→ The task
Will you write out the data exactly, excluding every picture?

→ The records

● ● ● ●

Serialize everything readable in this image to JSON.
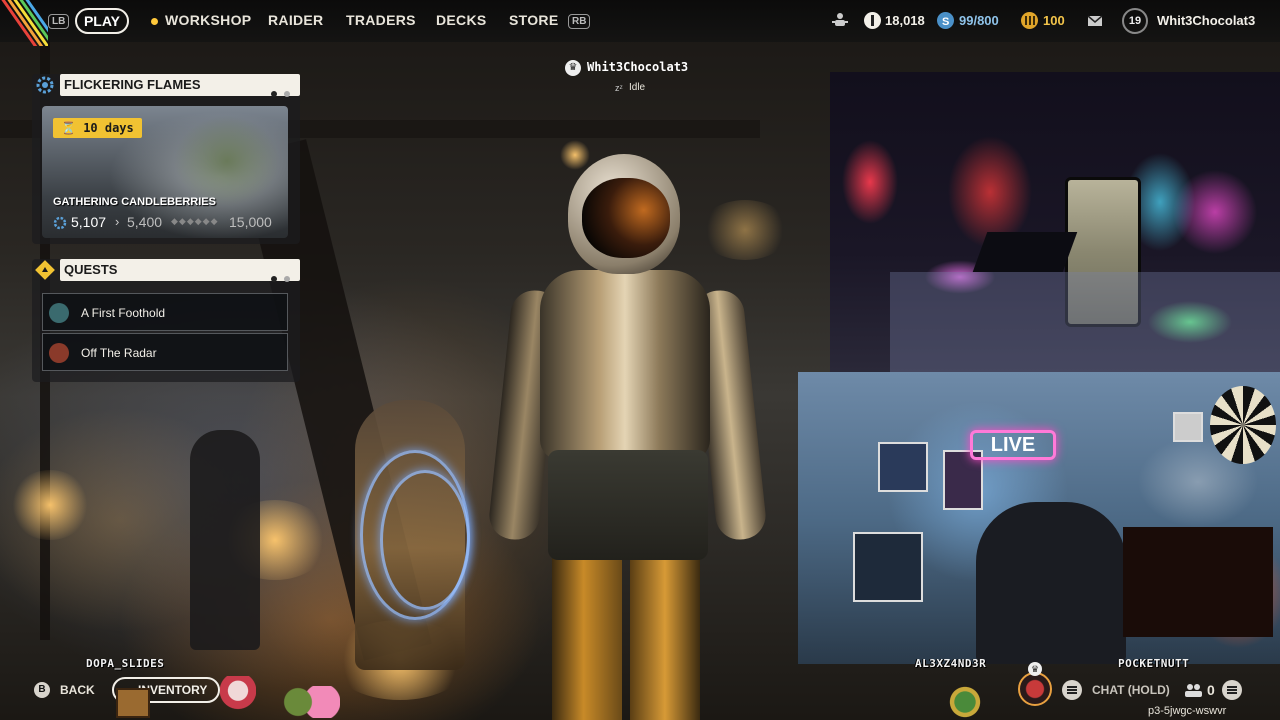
{
  "topbar": {
    "lb_hint": "LB",
    "rb_hint": "RB",
    "tabs": [
      "PLAY",
      "WORKSHOP",
      "RAIDER",
      "TRADERS",
      "DECKS",
      "STORE"
    ],
    "currency_coins": "18,018",
    "currency_tokens": "99/800",
    "currency_credits": "100",
    "player_level": "19",
    "player_name": "Whit3Chocolat3"
  },
  "event_panel": {
    "title": "FLICKERING FLAMES",
    "timer": "10 days",
    "objective": "GATHERING CANDLEBERRIES",
    "current": "5,107",
    "next": "5,400",
    "goal": "15,000"
  },
  "quests_panel": {
    "title": "QUESTS",
    "items": [
      {
        "label": "A First Foothold",
        "color": "#3a6a6e"
      },
      {
        "label": "Off The Radar",
        "color": "#8a3a2a"
      }
    ]
  },
  "player_tag": {
    "name": "Whit3Chocolat3",
    "status": "Idle"
  },
  "bottom": {
    "back_button_hint": "B",
    "back_label": "BACK",
    "inventory_label": "INVENTORY",
    "chat_label": "CHAT (HOLD)",
    "party_count": "0",
    "session_code": "p3-5jwgc-wswvr"
  },
  "overlay": {
    "streamers": [
      "DOPA_SLIDES",
      "AL3XZ4ND3R",
      "POCKETNUTT"
    ],
    "live_sign": "LIVE"
  },
  "colors": {
    "accent_yellow": "#f1c232",
    "panel_header_bg": "#f3f0e8",
    "credits_gold": "#e0a52a",
    "tokens_blue": "#4a90c8"
  }
}
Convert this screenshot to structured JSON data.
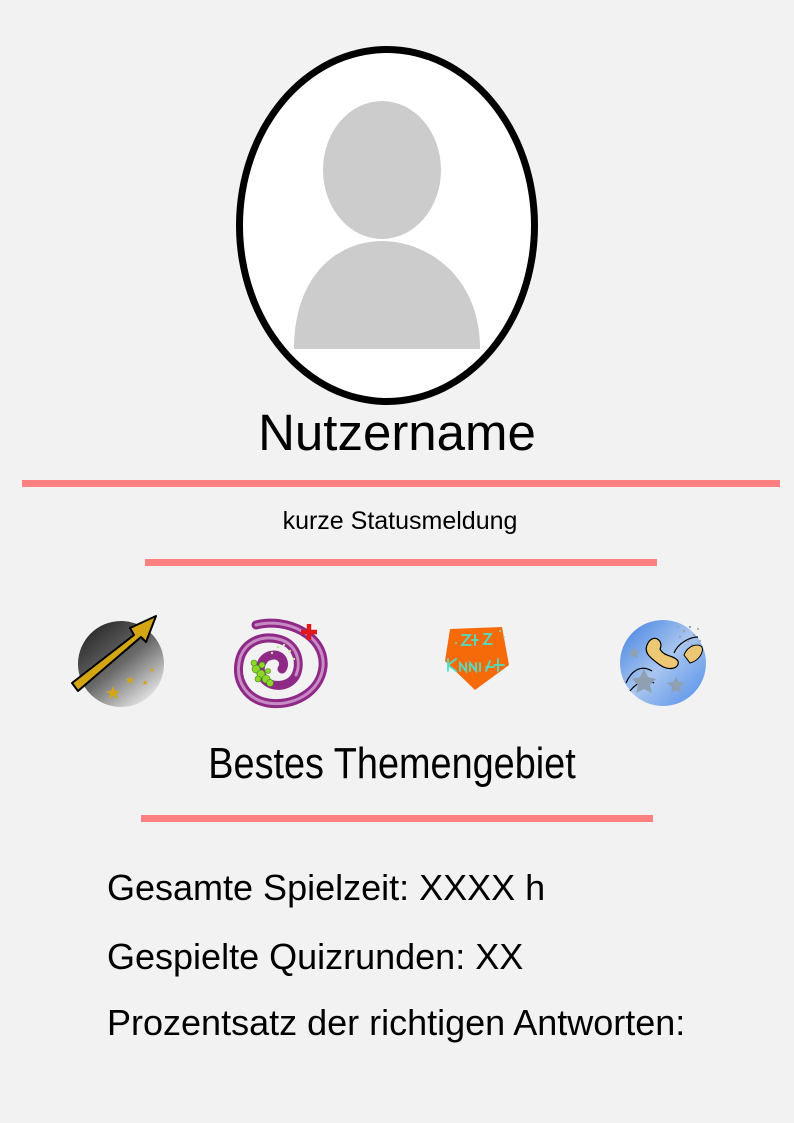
{
  "profile": {
    "username": "Nutzername",
    "status_message": "kurze Statusmeldung"
  },
  "badges": [
    {
      "icon": "arrow-stars-badge-icon"
    },
    {
      "icon": "spiral-badge-icon"
    },
    {
      "icon": "art-pentagon-badge-icon"
    },
    {
      "icon": "blue-space-badge-icon"
    }
  ],
  "best_topic": {
    "label": "Bestes Themengebiet"
  },
  "stats": {
    "total_playtime": "Gesamte Spielzeit: XXXX h",
    "quiz_rounds": "Gespielte Quizrunden: XX",
    "correct_percentage": "Prozentsatz der richtigen Antworten:"
  },
  "colors": {
    "background": "#f2f2f2",
    "divider": "#ff8080",
    "avatar_placeholder": "#cccccc"
  }
}
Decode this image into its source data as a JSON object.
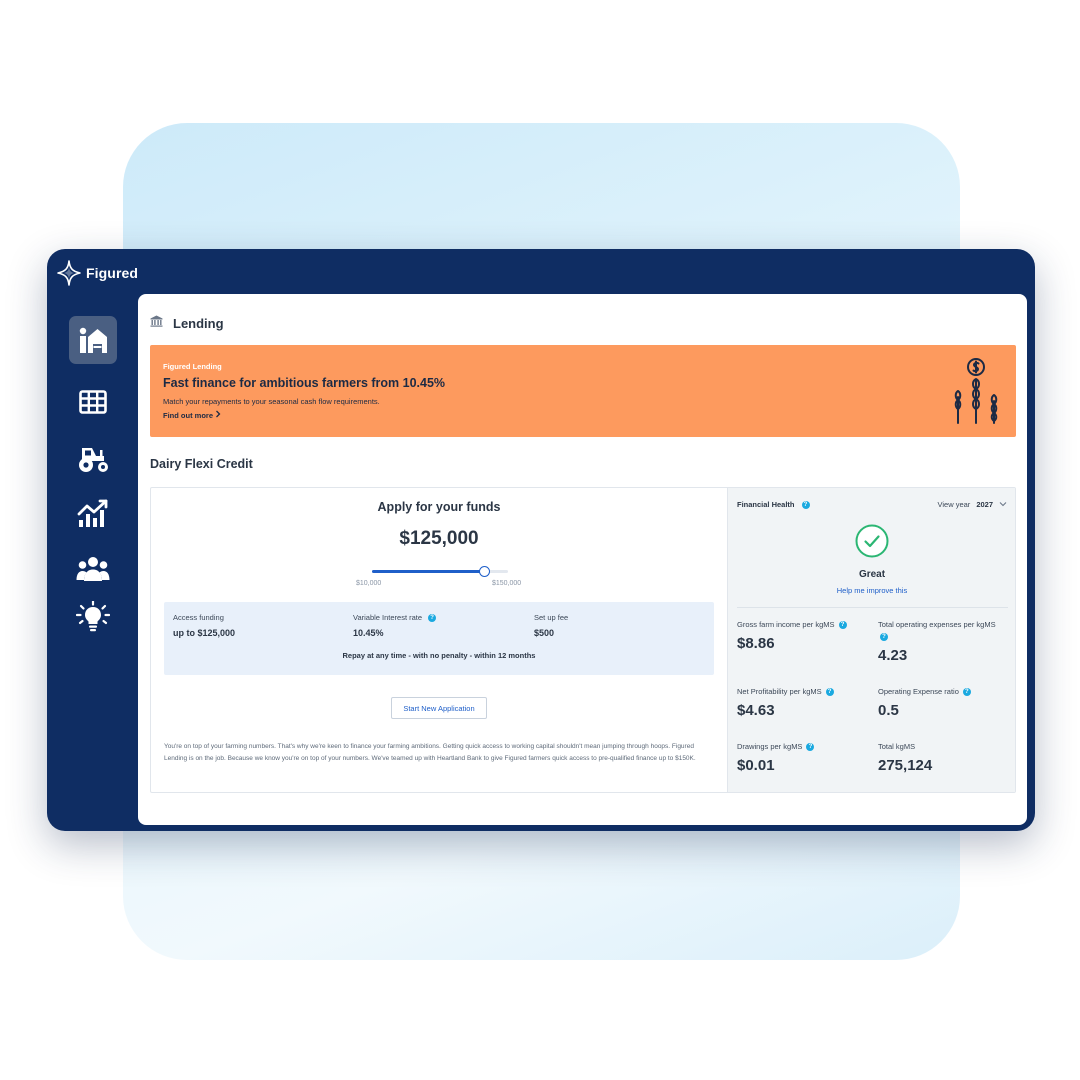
{
  "app": {
    "name": "Figured"
  },
  "page": {
    "title": "Lending"
  },
  "banner": {
    "eyebrow": "Figured Lending",
    "headline": "Fast finance for ambitious farmers from 10.45%",
    "subtext": "Match your repayments to your seasonal cash flow requirements.",
    "link": "Find out more"
  },
  "product": {
    "title": "Dairy Flexi Credit",
    "apply_title": "Apply for your funds",
    "amount": "$125,000",
    "slider": {
      "min_label": "$10,000",
      "max_label": "$150,000",
      "value_fraction": 0.82
    },
    "terms": [
      {
        "label": "Access funding",
        "value": "up to $125,000",
        "help": false
      },
      {
        "label": "Variable Interest rate",
        "value": "10.45%",
        "help": true
      },
      {
        "label": "Set up fee",
        "value": "$500",
        "help": false
      }
    ],
    "terms_note": "Repay at any time - with no penalty - within 12 months",
    "start_button": "Start New Application",
    "disclaimer": "You're on top of your farming numbers. That's why we're keen to finance your farming ambitions. Getting quick access to working capital shouldn't mean jumping through hoops. Figured Lending is on the job. Because we know you're on top of your numbers. We've teamed up with Heartland Bank to give Figured farmers quick access to pre-qualified finance up to $150K."
  },
  "health": {
    "title": "Financial Health",
    "view_year_label": "View year",
    "year": "2027",
    "status": "Great",
    "improve_link": "Help me improve this",
    "metrics": [
      {
        "label": "Gross farm income per kgMS",
        "value": "$8.86",
        "help": true
      },
      {
        "label": "Total operating expenses per kgMS",
        "value": "4.23",
        "help": true
      },
      {
        "label": "Net Profitability per kgMS",
        "value": "$4.63",
        "help": true
      },
      {
        "label": "Operating Expense ratio",
        "value": "0.5",
        "help": true
      },
      {
        "label": "Drawings per kgMS",
        "value": "$0.01",
        "help": true
      },
      {
        "label": "Total kgMS",
        "value": "275,124",
        "help": false
      }
    ]
  },
  "help_glyph": "?",
  "colors": {
    "sidebar": "#0f2d63",
    "banner": "#fd9a5e",
    "accent": "#1f5fc9",
    "success": "#2bb673",
    "help": "#1aa9e0"
  },
  "icons": {
    "nav": [
      "farm-barn-icon",
      "grid-table-icon",
      "tractor-icon",
      "chart-trend-icon",
      "team-people-icon",
      "lightbulb-icon"
    ],
    "page": "bank-icon",
    "banner": "wheat-coin-icon",
    "status": "check-circle-icon"
  }
}
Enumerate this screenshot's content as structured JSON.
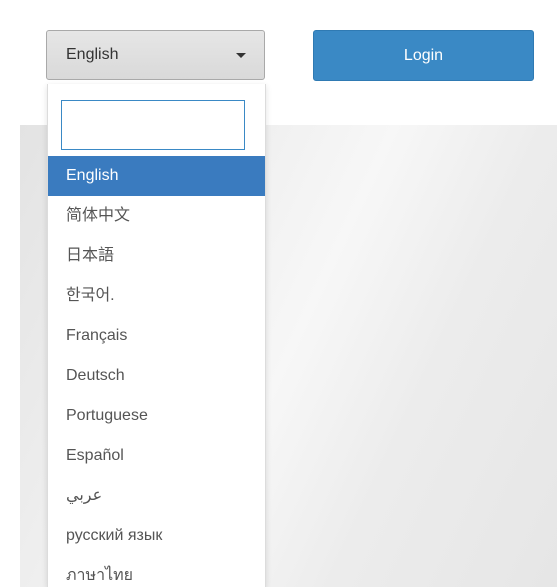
{
  "language_select": {
    "selected": "English",
    "icon": "chevron-down-icon"
  },
  "login_button": {
    "label": "Login"
  },
  "dropdown": {
    "search_value": "",
    "options": [
      "English",
      "简体中文",
      "日本語",
      "한국어.",
      "Français",
      "Deutsch",
      "Portuguese",
      "Español",
      "عربي",
      "русский язык",
      "ภาษาไทย"
    ],
    "selected_index": 0
  },
  "colors": {
    "accent": "#3a89c5",
    "selected_option": "#3a7bbf"
  }
}
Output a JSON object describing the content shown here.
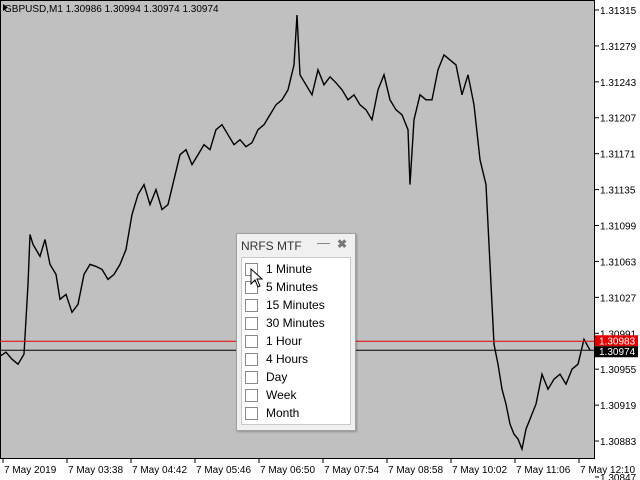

● ● ● ●

→ Output for this task
Serialize everything readable in this image to JSON.
{
  "topbar": {
    "lb_hint": "LB",
    "rb_hint": "RB",
    "tabs": [
      "PLAY",
      "WORKSHOP",
      "RAIDER",
      "TRADERS",
      "DECKS",
      "STORE"
    ],
    "currency_coins": "18,018",
    "currency_tokens": "99/800",
    "currency_credits": "100",
    "player_level": "19",
    "player_name": "Whit3Chocolat3"
  },
  "event_panel": {
    "title": "FLICKERING FLAMES",
    "timer": "10 days",
    "objective": "GATHERING CANDLEBERRIES",
    "current": "5,107",
    "next": "5,400",
    "goal": "15,000"
  },
  "quests_panel": {
    "title": "QUESTS",
    "items": [
      {
        "label": "A First Foothold",
        "color": "#3a6a6e"
      },
      {
        "label": "Off The Radar",
        "color": "#8a3a2a"
      }
    ]
  },
  "player_tag": {
    "name": "Whit3Chocolat3",
    "status": "Idle"
  },
  "bottom": {
    "back_button_hint": "B",
    "back_label": "BACK",
    "inventory_label": "INVENTORY",
    "chat_label": "CHAT (HOLD)",
    "party_count": "0",
    "session_code": "p3-5jwgc-wswvr"
  },
  "overlay": {
    "streamers": [
      "DOPA_SLIDES",
      "AL3XZ4ND3R",
      "POCKETNUTT"
    ],
    "live_sign": "LIVE"
  },
  "colors": {
    "accent_yellow": "#f1c232",
    "panel_header_bg": "#f3f0e8",
    "credits_gold": "#e0a52a",
    "tokens_blue": "#4a90c8"
  }
}
Convert this screenshot to structured JSON data.
{
  "profile": {
    "username": "Nutzername",
    "status_message": "kurze Statusmeldung"
  },
  "badges": [
    {
      "icon": "arrow-stars-badge-icon"
    },
    {
      "icon": "spiral-badge-icon"
    },
    {
      "icon": "art-pentagon-badge-icon"
    },
    {
      "icon": "blue-space-badge-icon"
    }
  ],
  "best_topic": {
    "label": "Bestes Themengebiet"
  },
  "stats": {
    "total_playtime": "Gesamte Spielzeit: XXXX h",
    "quiz_rounds": "Gespielte Quizrunden: XX",
    "correct_percentage": "Prozentsatz der richtigen Antworten:"
  },
  "colors": {
    "background": "#f2f2f2",
    "divider": "#ff8080",
    "avatar_placeholder": "#cccccc"
  }
}
Decode this image into its source data as a JSON object.
{
  "app": {
    "name": "Figured"
  },
  "page": {
    "title": "Lending"
  },
  "banner": {
    "eyebrow": "Figured Lending",
    "headline": "Fast finance for ambitious farmers from 10.45%",
    "subtext": "Match your repayments to your seasonal cash flow requirements.",
    "link": "Find out more"
  },
  "product": {
    "title": "Dairy Flexi Credit",
    "apply_title": "Apply for your funds",
    "amount": "$125,000",
    "slider": {
      "min_label": "$10,000",
      "max_label": "$150,000",
      "value_fraction": 0.82
    },
    "terms": [
      {
        "label": "Access funding",
        "value": "up to $125,000",
        "help": false
      },
      {
        "label": "Variable Interest rate",
        "value": "10.45%",
        "help": true
      },
      {
        "label": "Set up fee",
        "value": "$500",
        "help": false
      }
    ],
    "terms_note": "Repay at any time - with no penalty - within 12 months",
    "start_button": "Start New Application",
    "disclaimer": "You're on top of your farming numbers. That's why we're keen to finance your farming ambitions. Getting quick access to working capital shouldn't mean jumping through hoops. Figured Lending is on the job. Because we know you're on top of your numbers. We've teamed up with Heartland Bank to give Figured farmers quick access to pre-qualified finance up to $150K."
  },
  "health": {
    "title": "Financial Health",
    "view_year_label": "View year",
    "year": "2027",
    "status": "Great",
    "improve_link": "Help me improve this",
    "metrics": [
      {
        "label": "Gross farm income per kgMS",
        "value": "$8.86",
        "help": true
      },
      {
        "label": "Total operating expenses per kgMS",
        "value": "4.23",
        "help": true
      },
      {
        "label": "Net Profitability per kgMS",
        "value": "$4.63",
        "help": true
      },
      {
        "label": "Operating Expense ratio",
        "value": "0.5",
        "help": true
      },
      {
        "label": "Drawings per kgMS",
        "value": "$0.01",
        "help": true
      },
      {
        "label": "Total kgMS",
        "value": "275,124",
        "help": false
      }
    ]
  },
  "help_glyph": "?",
  "colors": {
    "sidebar": "#0f2d63",
    "banner": "#fd9a5e",
    "accent": "#1f5fc9",
    "success": "#2bb673",
    "help": "#1aa9e0"
  },
  "icons": {
    "nav": [
      "farm-barn-icon",
      "grid-table-icon",
      "tractor-icon",
      "chart-trend-icon",
      "team-people-icon",
      "lightbulb-icon"
    ],
    "page": "bank-icon",
    "banner": "wheat-coin-icon",
    "status": "check-circle-icon"
  }
}
Enumerate this screenshot's content as structured JSON.
{
  "language_select": {
    "selected": "English",
    "icon": "chevron-down-icon"
  },
  "login_button": {
    "label": "Login"
  },
  "dropdown": {
    "search_value": "",
    "options": [
      "English",
      "简体中文",
      "日本語",
      "한국어.",
      "Français",
      "Deutsch",
      "Portuguese",
      "Español",
      "عربي",
      "русский язык",
      "ภาษาไทย"
    ],
    "selected_index": 0
  },
  "colors": {
    "accent": "#3a89c5",
    "selected_option": "#3a7bbf"
  }
}
Output a JSON object describing the content shown here.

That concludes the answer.